EXERCISE REQUIREMENTS - Find each line with the string "Output" and copy it.

DATA -
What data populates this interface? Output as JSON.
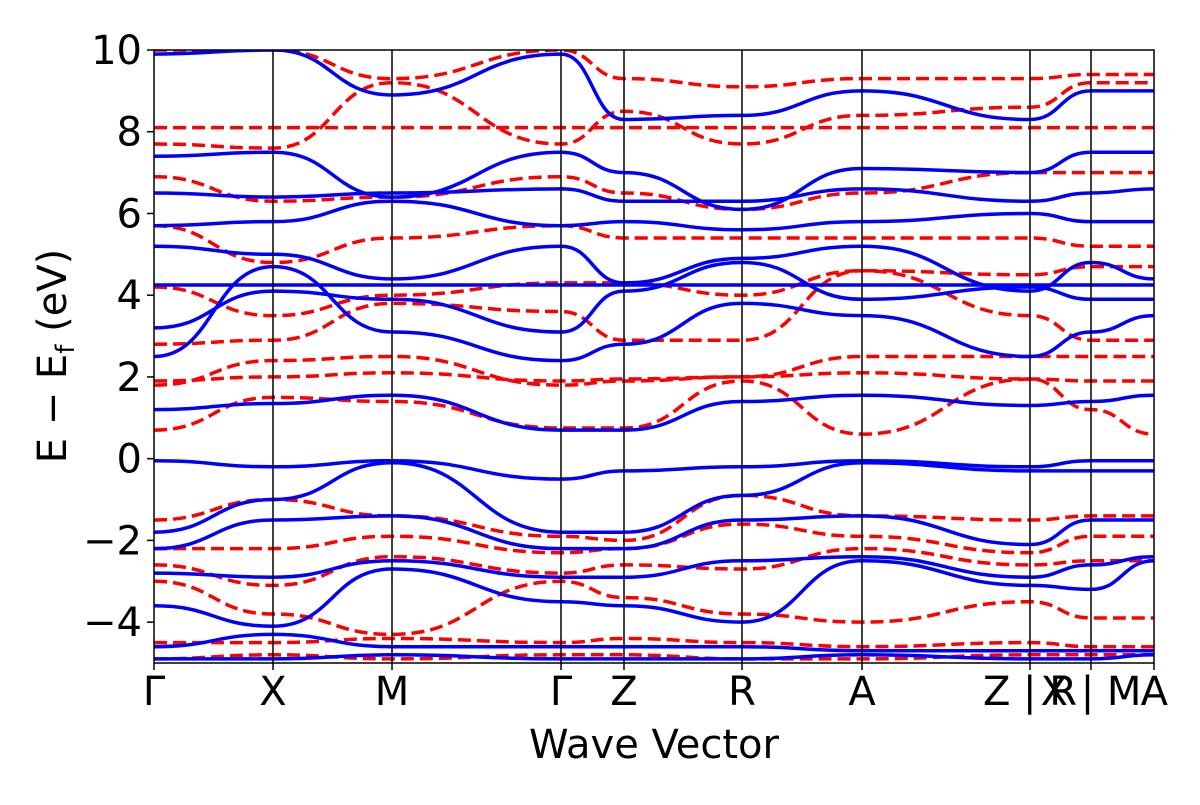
{
  "chart_data": {
    "type": "line",
    "xlabel": "Wave Vector",
    "ylabel": "E − E",
    "ylabel_sub": "f",
    "ylabel_unit": " (eV)",
    "ylim": [
      -5,
      10
    ],
    "xlim": [
      0,
      100
    ],
    "grid": false,
    "y_ticks": [
      {
        "value": -4,
        "label": "−4"
      },
      {
        "value": -2,
        "label": "−2"
      },
      {
        "value": 0,
        "label": "0"
      },
      {
        "value": 2,
        "label": "2"
      },
      {
        "value": 4,
        "label": "4"
      },
      {
        "value": 6,
        "label": "6"
      },
      {
        "value": 8,
        "label": "8"
      },
      {
        "value": 10,
        "label": "10"
      }
    ],
    "k_points": [
      {
        "label": "Γ",
        "x": 0
      },
      {
        "label": "X",
        "x": 11.9
      },
      {
        "label": "M",
        "x": 23.8
      },
      {
        "label": "Γ",
        "x": 40.7
      },
      {
        "label": "Z",
        "x": 47.0
      },
      {
        "label": "R",
        "x": 58.8
      },
      {
        "label": "A",
        "x": 70.8
      },
      {
        "label": "Z | R",
        "x": 87.6
      },
      {
        "label": "X | M",
        "x": 93.7
      },
      {
        "label": "A",
        "x": 100
      }
    ],
    "series": [
      {
        "style": "dashed",
        "color": "#ff0000",
        "bands": [
          {
            "x": [
              0,
              100
            ],
            "y": [
              8.1,
              8.1
            ]
          },
          {
            "x": [
              0,
              11.9,
              23.8,
              40.7,
              47.0,
              58.8,
              70.8,
              87.6,
              93.7,
              100
            ],
            "y": [
              1.9,
              2.0,
              2.1,
              1.9,
              1.95,
              2.0,
              2.1,
              1.95,
              1.9,
              1.9
            ]
          },
          {
            "x": [
              0,
              11.9,
              23.8,
              40.7,
              47.0,
              58.8,
              70.8,
              87.6,
              93.7,
              100
            ],
            "y": [
              1.8,
              2.4,
              2.5,
              1.8,
              1.9,
              2.0,
              2.5,
              2.5,
              2.5,
              2.5
            ]
          },
          {
            "x": [
              0,
              11.9,
              23.8,
              40.7,
              47.0,
              58.8,
              70.8,
              87.6,
              93.7,
              100
            ],
            "y": [
              0.7,
              1.5,
              1.4,
              0.75,
              0.75,
              1.9,
              0.6,
              1.95,
              1.2,
              0.6
            ]
          },
          {
            "x": [
              0,
              11.9,
              23.8,
              40.7,
              47.0,
              58.8,
              70.8,
              87.6,
              93.7,
              100
            ],
            "y": [
              2.8,
              2.9,
              3.8,
              3.6,
              2.9,
              2.9,
              4.6,
              3.5,
              2.9,
              2.9
            ]
          },
          {
            "x": [
              0,
              11.9,
              23.8,
              40.7,
              47.0,
              58.8,
              70.8,
              87.6,
              93.7,
              100
            ],
            "y": [
              4.2,
              3.5,
              4.0,
              4.3,
              4.3,
              4.0,
              4.6,
              4.5,
              4.7,
              4.7
            ]
          },
          {
            "x": [
              0,
              11.9,
              23.8,
              40.7,
              47.0,
              58.8,
              70.8,
              87.6,
              93.7,
              100
            ],
            "y": [
              5.7,
              4.8,
              5.4,
              5.7,
              5.4,
              5.4,
              5.4,
              5.4,
              5.2,
              5.2
            ]
          },
          {
            "x": [
              0,
              11.9,
              23.8,
              40.7,
              47.0,
              58.8,
              70.8,
              87.6,
              93.7,
              100
            ],
            "y": [
              6.9,
              6.3,
              6.4,
              6.9,
              6.5,
              6.1,
              6.5,
              7.0,
              7.0,
              7.0
            ]
          },
          {
            "x": [
              0,
              11.9,
              23.8,
              40.7,
              47.0,
              58.8,
              70.8,
              87.6,
              93.7,
              100
            ],
            "y": [
              7.7,
              7.6,
              9.2,
              7.7,
              8.5,
              7.7,
              8.4,
              8.6,
              9.2,
              9.2
            ]
          },
          {
            "x": [
              0,
              11.9,
              23.8,
              40.7,
              47.0,
              58.8,
              70.8,
              87.6,
              93.7,
              100
            ],
            "y": [
              10.0,
              10.0,
              9.3,
              10.0,
              9.3,
              9.1,
              9.3,
              9.3,
              9.4,
              9.4
            ]
          },
          {
            "x": [
              0,
              11.9,
              23.8,
              40.7,
              47.0,
              58.8,
              70.8,
              87.6,
              93.7,
              100
            ],
            "y": [
              -1.5,
              -1.0,
              -1.4,
              -1.9,
              -2.0,
              -0.9,
              -1.4,
              -1.5,
              -1.4,
              -1.4
            ]
          },
          {
            "x": [
              0,
              11.9,
              23.8,
              40.7,
              47.0,
              58.8,
              70.8,
              87.6,
              93.7,
              100
            ],
            "y": [
              -2.2,
              -2.2,
              -1.9,
              -2.3,
              -2.2,
              -1.6,
              -1.9,
              -2.3,
              -1.9,
              -1.9
            ]
          },
          {
            "x": [
              0,
              11.9,
              23.8,
              40.7,
              47.0,
              58.8,
              70.8,
              87.6,
              93.7,
              100
            ],
            "y": [
              -2.6,
              -3.1,
              -2.4,
              -2.8,
              -2.6,
              -2.7,
              -2.2,
              -2.6,
              -2.5,
              -2.5
            ]
          },
          {
            "x": [
              0,
              11.9,
              23.8,
              40.7,
              47.0,
              58.8,
              70.8,
              87.6,
              93.7,
              100
            ],
            "y": [
              -3.0,
              -3.8,
              -4.3,
              -3.0,
              -3.4,
              -3.8,
              -4.0,
              -3.5,
              -3.9,
              -3.9
            ]
          },
          {
            "x": [
              0,
              11.9,
              23.8,
              40.7,
              47.0,
              58.8,
              70.8,
              87.6,
              93.7,
              100
            ],
            "y": [
              -4.5,
              -4.5,
              -4.4,
              -4.5,
              -4.4,
              -4.5,
              -4.6,
              -4.5,
              -4.6,
              -4.6
            ]
          },
          {
            "x": [
              0,
              11.9,
              23.8,
              40.7,
              47.0,
              58.8,
              70.8,
              87.6,
              93.7,
              100
            ],
            "y": [
              -4.9,
              -4.8,
              -4.9,
              -4.8,
              -4.8,
              -4.9,
              -4.9,
              -4.8,
              -4.8,
              -4.8
            ]
          }
        ]
      },
      {
        "style": "solid",
        "color": "#0000ff",
        "bands": [
          {
            "x": [
              0,
              100
            ],
            "y": [
              4.25,
              4.25
            ]
          },
          {
            "x": [
              0,
              11.9,
              23.8,
              40.7,
              47.0,
              58.8,
              70.8,
              87.6,
              93.7,
              100
            ],
            "y": [
              -0.05,
              -0.2,
              -0.05,
              -0.5,
              -0.3,
              -0.2,
              -0.05,
              -0.2,
              -0.05,
              -0.05
            ]
          },
          {
            "x": [
              0,
              11.9,
              23.8,
              40.7,
              47.0,
              58.8,
              70.8,
              87.6,
              93.7,
              100
            ],
            "y": [
              -1.8,
              -1.0,
              -0.1,
              -1.8,
              -1.8,
              -0.9,
              -0.1,
              -0.3,
              -0.3,
              -0.3
            ]
          },
          {
            "x": [
              0,
              11.9,
              23.8,
              40.7,
              47.0,
              58.8,
              70.8,
              87.6,
              93.7,
              100
            ],
            "y": [
              1.2,
              1.35,
              1.55,
              0.7,
              0.7,
              1.4,
              1.55,
              1.3,
              1.4,
              1.55
            ]
          },
          {
            "x": [
              0,
              11.9,
              23.8,
              40.7,
              47.0,
              58.8,
              70.8,
              87.6,
              93.7,
              100
            ],
            "y": [
              2.5,
              4.7,
              3.1,
              2.4,
              2.8,
              3.8,
              3.5,
              2.5,
              3.1,
              3.5
            ]
          },
          {
            "x": [
              0,
              11.9,
              23.8,
              40.7,
              47.0,
              58.8,
              70.8,
              87.6,
              93.7,
              100
            ],
            "y": [
              3.2,
              4.1,
              3.9,
              3.1,
              4.1,
              4.8,
              3.9,
              4.2,
              3.9,
              3.9
            ]
          },
          {
            "x": [
              0,
              11.9,
              23.8,
              40.7,
              47.0,
              58.8,
              70.8,
              87.6,
              93.7,
              100
            ],
            "y": [
              5.2,
              5.0,
              4.4,
              5.2,
              4.3,
              4.9,
              5.2,
              4.1,
              4.8,
              4.4
            ]
          },
          {
            "x": [
              0,
              11.9,
              23.8,
              40.7,
              47.0,
              58.8,
              70.8,
              87.6,
              93.7,
              100
            ],
            "y": [
              5.7,
              5.8,
              6.3,
              5.7,
              5.8,
              5.6,
              5.8,
              6.0,
              5.8,
              5.8
            ]
          },
          {
            "x": [
              0,
              11.9,
              23.8,
              40.7,
              47.0,
              58.8,
              70.8,
              87.6,
              93.7,
              100
            ],
            "y": [
              6.5,
              6.4,
              6.5,
              6.6,
              6.3,
              6.3,
              6.6,
              6.3,
              6.5,
              6.6
            ]
          },
          {
            "x": [
              0,
              11.9,
              23.8,
              40.7,
              47.0,
              58.8,
              70.8,
              87.6,
              93.7,
              100
            ],
            "y": [
              7.4,
              7.5,
              6.4,
              7.5,
              7.0,
              6.1,
              7.1,
              7.0,
              7.5,
              7.5
            ]
          },
          {
            "x": [
              0,
              11.9,
              23.8,
              40.7,
              47.0,
              58.8,
              70.8,
              87.6,
              93.7,
              100
            ],
            "y": [
              9.9,
              10.0,
              8.9,
              9.9,
              8.3,
              8.4,
              9.0,
              8.3,
              9.0,
              9.0
            ]
          },
          {
            "x": [
              0,
              11.9,
              23.8,
              40.7,
              47.0,
              58.8,
              70.8,
              87.6,
              93.7,
              100
            ],
            "y": [
              -2.2,
              -1.5,
              -1.4,
              -2.2,
              -2.2,
              -1.5,
              -1.4,
              -2.1,
              -1.5,
              -1.5
            ]
          },
          {
            "x": [
              0,
              11.9,
              23.8,
              40.7,
              47.0,
              58.8,
              70.8,
              87.6,
              93.7,
              100
            ],
            "y": [
              -2.8,
              -2.9,
              -2.5,
              -2.9,
              -2.9,
              -2.5,
              -2.4,
              -2.9,
              -2.6,
              -2.4
            ]
          },
          {
            "x": [
              0,
              11.9,
              23.8,
              40.7,
              47.0,
              58.8,
              70.8,
              87.6,
              93.7,
              100
            ],
            "y": [
              -3.6,
              -4.1,
              -2.7,
              -3.5,
              -3.6,
              -4.0,
              -2.5,
              -3.1,
              -3.2,
              -2.5
            ]
          },
          {
            "x": [
              0,
              11.9,
              23.8,
              40.7,
              47.0,
              58.8,
              70.8,
              87.6,
              93.7,
              100
            ],
            "y": [
              -4.6,
              -4.3,
              -4.6,
              -4.6,
              -4.6,
              -4.6,
              -4.7,
              -4.7,
              -4.7,
              -4.7
            ]
          },
          {
            "x": [
              0,
              11.9,
              23.8,
              40.7,
              47.0,
              58.8,
              70.8,
              87.6,
              93.7,
              100
            ],
            "y": [
              -4.9,
              -4.9,
              -4.8,
              -4.9,
              -4.9,
              -4.9,
              -4.8,
              -4.9,
              -4.9,
              -4.8
            ]
          }
        ]
      }
    ]
  }
}
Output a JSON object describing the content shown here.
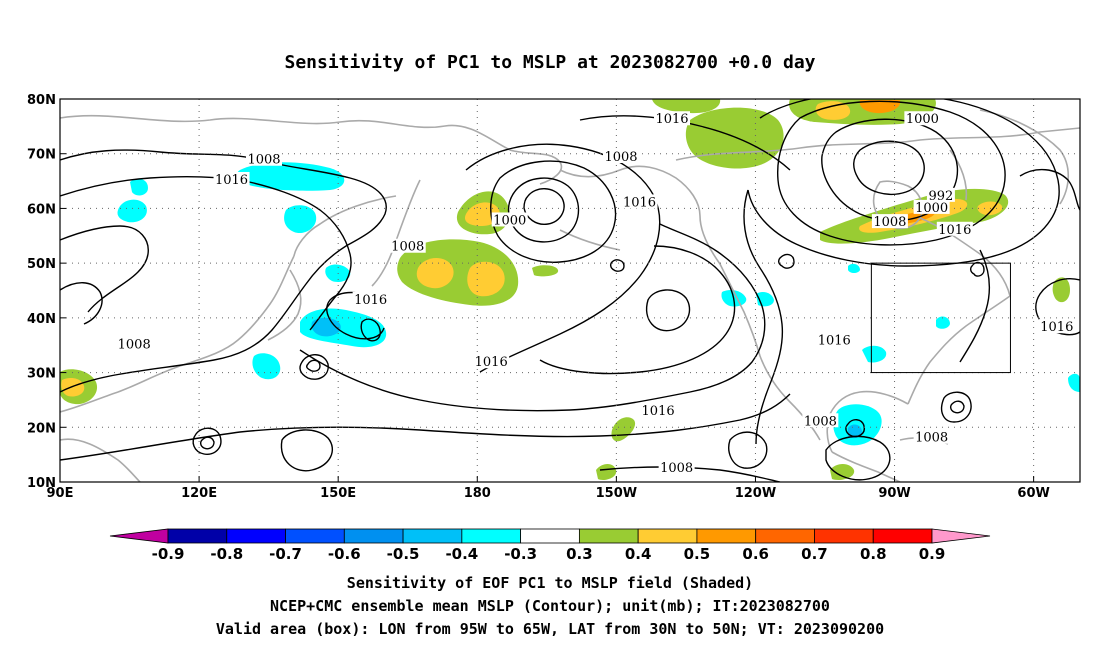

ANSWER TO THE TASK -
What data populates this interface? Output as JSON.
Output a JSON object describing the content shown here.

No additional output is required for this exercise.